Short problem: List the lines of this listing that hold the word "المعجم".

Material shown:
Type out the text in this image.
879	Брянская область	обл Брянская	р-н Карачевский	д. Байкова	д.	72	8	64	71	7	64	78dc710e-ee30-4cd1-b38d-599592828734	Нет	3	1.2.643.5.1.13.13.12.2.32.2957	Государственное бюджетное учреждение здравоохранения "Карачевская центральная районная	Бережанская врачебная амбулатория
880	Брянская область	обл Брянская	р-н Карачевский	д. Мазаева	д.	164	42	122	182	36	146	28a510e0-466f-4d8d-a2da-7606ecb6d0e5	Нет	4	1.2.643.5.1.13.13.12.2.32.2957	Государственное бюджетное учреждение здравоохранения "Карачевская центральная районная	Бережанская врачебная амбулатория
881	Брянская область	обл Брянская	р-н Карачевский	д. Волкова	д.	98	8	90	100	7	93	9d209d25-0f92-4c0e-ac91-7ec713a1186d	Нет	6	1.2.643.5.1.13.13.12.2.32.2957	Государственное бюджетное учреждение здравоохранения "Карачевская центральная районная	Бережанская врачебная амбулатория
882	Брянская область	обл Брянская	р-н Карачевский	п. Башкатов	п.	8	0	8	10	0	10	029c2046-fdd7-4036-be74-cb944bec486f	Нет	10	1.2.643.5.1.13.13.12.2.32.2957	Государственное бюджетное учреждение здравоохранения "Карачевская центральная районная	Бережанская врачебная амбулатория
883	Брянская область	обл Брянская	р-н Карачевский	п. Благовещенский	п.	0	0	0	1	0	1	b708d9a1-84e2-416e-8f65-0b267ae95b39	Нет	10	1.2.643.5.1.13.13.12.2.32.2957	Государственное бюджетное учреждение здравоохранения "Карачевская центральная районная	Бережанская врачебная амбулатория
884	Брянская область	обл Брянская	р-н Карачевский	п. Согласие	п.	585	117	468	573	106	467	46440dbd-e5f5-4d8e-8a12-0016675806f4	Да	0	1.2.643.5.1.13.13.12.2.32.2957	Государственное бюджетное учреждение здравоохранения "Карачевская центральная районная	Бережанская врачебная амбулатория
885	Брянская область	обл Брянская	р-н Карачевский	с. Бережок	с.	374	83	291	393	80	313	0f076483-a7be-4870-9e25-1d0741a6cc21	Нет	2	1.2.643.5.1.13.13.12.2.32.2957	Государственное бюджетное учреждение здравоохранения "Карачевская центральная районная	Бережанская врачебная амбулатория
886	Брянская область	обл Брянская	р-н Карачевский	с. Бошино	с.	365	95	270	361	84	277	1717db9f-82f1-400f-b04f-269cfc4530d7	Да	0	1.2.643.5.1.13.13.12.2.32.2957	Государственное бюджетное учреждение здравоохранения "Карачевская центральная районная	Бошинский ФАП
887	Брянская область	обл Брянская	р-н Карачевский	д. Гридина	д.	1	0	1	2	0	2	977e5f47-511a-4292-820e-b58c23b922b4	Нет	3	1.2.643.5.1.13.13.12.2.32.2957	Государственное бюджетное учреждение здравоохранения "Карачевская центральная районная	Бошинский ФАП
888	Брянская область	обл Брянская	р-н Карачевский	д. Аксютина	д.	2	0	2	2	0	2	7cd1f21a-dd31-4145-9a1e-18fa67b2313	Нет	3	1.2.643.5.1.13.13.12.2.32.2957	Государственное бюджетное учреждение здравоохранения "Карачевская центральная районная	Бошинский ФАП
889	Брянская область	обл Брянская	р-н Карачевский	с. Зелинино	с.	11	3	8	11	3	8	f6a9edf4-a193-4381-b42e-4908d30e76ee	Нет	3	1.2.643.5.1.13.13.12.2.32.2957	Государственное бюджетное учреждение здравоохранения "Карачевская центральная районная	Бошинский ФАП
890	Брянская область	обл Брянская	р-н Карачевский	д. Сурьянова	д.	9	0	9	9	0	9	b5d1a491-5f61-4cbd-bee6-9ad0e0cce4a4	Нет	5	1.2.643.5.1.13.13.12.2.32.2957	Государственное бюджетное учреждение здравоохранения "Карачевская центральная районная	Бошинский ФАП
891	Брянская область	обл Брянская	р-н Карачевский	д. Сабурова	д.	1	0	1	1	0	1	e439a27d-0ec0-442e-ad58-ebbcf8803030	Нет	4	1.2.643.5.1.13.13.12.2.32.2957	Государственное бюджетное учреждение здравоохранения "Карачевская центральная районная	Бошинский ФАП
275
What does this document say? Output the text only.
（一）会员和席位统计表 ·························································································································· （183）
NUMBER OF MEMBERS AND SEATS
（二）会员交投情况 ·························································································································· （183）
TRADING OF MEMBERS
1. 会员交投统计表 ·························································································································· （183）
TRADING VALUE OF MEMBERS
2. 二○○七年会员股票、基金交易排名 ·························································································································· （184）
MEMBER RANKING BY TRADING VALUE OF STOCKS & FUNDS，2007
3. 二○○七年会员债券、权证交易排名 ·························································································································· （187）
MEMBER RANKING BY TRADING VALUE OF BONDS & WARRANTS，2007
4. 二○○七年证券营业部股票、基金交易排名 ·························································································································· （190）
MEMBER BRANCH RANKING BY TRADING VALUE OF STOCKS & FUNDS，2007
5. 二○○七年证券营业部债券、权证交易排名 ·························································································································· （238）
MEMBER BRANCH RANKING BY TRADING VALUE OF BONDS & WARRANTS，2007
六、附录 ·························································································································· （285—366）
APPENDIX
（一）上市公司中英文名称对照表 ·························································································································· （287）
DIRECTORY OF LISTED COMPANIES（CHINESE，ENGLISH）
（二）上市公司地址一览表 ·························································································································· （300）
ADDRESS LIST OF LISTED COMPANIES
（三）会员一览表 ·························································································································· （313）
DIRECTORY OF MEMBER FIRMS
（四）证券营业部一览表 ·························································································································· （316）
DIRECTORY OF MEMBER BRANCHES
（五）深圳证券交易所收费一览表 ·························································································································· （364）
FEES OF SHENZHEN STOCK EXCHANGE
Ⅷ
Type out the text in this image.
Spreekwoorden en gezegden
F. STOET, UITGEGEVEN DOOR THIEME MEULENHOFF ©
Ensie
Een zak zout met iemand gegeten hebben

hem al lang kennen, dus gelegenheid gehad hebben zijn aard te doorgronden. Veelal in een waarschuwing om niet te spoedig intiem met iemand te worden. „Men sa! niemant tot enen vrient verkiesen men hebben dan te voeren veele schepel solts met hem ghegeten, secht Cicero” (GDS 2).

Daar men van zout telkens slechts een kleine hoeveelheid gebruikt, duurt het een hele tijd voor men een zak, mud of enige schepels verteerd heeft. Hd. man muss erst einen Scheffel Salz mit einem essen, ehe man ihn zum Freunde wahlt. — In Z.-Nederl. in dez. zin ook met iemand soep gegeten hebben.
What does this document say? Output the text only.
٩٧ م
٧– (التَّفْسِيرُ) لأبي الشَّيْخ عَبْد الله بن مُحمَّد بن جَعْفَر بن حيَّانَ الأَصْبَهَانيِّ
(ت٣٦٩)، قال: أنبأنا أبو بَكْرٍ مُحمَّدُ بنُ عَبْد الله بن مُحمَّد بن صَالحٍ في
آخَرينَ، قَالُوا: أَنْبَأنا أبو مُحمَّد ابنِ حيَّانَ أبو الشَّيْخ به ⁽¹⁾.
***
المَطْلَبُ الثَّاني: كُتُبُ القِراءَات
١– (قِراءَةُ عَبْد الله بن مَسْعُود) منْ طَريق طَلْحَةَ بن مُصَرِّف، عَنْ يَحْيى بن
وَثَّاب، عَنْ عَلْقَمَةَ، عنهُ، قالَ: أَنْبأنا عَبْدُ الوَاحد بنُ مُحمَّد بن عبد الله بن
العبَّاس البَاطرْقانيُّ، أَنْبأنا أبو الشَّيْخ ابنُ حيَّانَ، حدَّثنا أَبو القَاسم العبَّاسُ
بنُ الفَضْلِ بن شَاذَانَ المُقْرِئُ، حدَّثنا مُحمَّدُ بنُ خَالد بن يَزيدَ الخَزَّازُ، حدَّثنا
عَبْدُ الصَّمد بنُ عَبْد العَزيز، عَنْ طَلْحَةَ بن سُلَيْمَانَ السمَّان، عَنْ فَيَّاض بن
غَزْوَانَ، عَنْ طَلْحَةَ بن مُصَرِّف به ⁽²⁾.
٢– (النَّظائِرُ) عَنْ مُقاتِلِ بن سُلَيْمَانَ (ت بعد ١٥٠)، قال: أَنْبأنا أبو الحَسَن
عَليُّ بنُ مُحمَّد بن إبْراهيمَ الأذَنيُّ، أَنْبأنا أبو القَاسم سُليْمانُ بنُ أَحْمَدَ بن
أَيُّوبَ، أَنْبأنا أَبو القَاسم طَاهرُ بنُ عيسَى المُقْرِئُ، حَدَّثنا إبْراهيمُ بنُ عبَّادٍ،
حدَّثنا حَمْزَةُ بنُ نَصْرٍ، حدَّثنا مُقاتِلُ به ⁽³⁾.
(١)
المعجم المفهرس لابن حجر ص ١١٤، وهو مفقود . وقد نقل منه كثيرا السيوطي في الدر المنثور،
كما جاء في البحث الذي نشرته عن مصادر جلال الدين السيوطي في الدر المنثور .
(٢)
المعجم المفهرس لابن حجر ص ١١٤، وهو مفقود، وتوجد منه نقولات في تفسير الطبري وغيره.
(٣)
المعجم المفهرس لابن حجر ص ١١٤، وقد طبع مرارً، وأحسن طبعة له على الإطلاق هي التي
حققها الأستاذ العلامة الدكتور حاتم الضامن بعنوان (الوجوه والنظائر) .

Correct result:
المعجم المفهرس لابن حجر ص ١١٤، وهو مفقود . وقد نقل منه كثيرا السيوطي في الدر المنثور،
المعجم المفهرس لابن حجر ص ١١٤، وهو مفقود، وتوجد منه نقولات في تفسير الطبري وغيره.
المعجم المفهرس لابن حجر ص ١١٤، وقد طبع مرارً، وأحسن طبعة له على الإطلاق هي التي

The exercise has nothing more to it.